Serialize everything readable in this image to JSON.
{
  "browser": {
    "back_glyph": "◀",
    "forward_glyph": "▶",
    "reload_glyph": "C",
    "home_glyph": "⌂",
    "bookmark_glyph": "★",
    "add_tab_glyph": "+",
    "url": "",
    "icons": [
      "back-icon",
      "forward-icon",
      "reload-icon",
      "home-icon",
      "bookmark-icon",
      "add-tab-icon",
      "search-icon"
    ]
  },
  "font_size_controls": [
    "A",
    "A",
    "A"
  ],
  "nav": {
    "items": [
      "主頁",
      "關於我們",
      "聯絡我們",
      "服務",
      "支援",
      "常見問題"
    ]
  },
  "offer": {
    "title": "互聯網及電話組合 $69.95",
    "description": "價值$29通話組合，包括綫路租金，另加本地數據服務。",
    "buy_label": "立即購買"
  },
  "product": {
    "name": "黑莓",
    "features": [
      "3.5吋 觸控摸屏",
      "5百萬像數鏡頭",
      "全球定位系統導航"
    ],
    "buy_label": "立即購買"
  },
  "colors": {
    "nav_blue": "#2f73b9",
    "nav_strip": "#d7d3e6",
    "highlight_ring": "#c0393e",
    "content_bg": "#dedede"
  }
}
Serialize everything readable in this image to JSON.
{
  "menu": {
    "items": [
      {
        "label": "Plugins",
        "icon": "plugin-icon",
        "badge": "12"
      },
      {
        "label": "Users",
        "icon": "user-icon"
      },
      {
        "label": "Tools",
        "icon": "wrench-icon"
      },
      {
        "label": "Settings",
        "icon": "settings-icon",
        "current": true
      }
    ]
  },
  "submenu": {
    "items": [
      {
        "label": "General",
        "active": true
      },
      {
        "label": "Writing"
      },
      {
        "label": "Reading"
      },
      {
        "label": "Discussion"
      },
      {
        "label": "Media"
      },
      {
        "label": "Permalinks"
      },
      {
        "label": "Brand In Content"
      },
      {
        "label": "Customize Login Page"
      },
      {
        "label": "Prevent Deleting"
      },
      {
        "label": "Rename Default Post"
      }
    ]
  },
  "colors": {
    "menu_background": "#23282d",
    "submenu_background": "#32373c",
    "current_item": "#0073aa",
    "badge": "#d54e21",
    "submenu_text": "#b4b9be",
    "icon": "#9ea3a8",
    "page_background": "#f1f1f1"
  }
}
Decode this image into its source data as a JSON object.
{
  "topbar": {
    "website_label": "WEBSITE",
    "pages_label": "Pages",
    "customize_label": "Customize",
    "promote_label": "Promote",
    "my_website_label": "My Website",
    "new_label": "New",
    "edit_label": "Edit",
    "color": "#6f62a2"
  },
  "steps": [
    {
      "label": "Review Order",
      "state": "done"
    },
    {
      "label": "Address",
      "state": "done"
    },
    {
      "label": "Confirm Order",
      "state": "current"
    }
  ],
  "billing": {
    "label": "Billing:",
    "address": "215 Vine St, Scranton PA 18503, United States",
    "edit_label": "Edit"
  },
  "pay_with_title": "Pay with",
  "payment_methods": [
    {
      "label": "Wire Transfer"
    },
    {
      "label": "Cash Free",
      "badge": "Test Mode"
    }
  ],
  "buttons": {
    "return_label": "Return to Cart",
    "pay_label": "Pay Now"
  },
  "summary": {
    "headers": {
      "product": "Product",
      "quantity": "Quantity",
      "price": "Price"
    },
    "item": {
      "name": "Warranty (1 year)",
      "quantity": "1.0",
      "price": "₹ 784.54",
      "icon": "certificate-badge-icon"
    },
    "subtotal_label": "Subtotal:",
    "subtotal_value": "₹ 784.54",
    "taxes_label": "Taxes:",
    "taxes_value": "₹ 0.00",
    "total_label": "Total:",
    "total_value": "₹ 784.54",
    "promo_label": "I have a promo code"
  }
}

Task brief
Go through the material above and count the lines that include "Order". Give the number alone.

Solution to the problem
2